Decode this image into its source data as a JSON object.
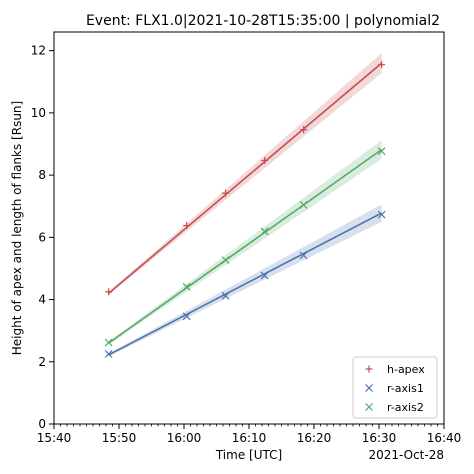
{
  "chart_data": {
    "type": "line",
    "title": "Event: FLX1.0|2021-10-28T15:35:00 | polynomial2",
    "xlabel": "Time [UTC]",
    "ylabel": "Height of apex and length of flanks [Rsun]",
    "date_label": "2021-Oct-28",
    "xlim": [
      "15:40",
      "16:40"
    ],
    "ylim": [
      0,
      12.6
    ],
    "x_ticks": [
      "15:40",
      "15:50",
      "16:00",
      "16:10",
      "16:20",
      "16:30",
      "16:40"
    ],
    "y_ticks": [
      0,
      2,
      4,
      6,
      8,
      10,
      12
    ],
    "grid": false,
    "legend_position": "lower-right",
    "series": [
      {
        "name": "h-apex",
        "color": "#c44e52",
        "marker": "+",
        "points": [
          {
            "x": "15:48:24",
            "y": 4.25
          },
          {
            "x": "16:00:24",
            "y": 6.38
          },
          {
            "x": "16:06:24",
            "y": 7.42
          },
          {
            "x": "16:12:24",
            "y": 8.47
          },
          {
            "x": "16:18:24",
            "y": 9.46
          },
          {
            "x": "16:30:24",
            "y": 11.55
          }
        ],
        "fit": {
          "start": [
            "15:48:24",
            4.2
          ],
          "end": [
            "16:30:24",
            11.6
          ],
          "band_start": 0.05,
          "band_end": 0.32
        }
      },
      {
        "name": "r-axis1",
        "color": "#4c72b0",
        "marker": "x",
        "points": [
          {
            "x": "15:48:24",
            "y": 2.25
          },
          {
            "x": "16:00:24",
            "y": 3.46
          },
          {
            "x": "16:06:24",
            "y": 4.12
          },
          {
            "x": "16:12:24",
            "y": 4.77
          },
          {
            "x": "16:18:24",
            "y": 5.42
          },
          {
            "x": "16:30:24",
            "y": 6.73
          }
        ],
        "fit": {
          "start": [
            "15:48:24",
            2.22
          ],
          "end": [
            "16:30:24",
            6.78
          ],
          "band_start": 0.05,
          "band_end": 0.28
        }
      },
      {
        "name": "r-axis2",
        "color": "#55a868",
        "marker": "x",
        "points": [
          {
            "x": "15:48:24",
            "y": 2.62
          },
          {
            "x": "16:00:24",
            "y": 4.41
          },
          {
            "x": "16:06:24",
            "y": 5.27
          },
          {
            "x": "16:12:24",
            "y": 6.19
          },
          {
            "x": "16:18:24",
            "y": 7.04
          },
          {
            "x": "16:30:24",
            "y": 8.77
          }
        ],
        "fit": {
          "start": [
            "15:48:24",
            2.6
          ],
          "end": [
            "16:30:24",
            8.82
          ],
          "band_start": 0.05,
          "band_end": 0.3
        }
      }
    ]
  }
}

■ ■ ■ ■

▸ **SHORT EXERCISE**: Of the lines above, how many contain the word "apex"? Provide the number and nothing else.

▸ **SOLVED EXERCISE**: 2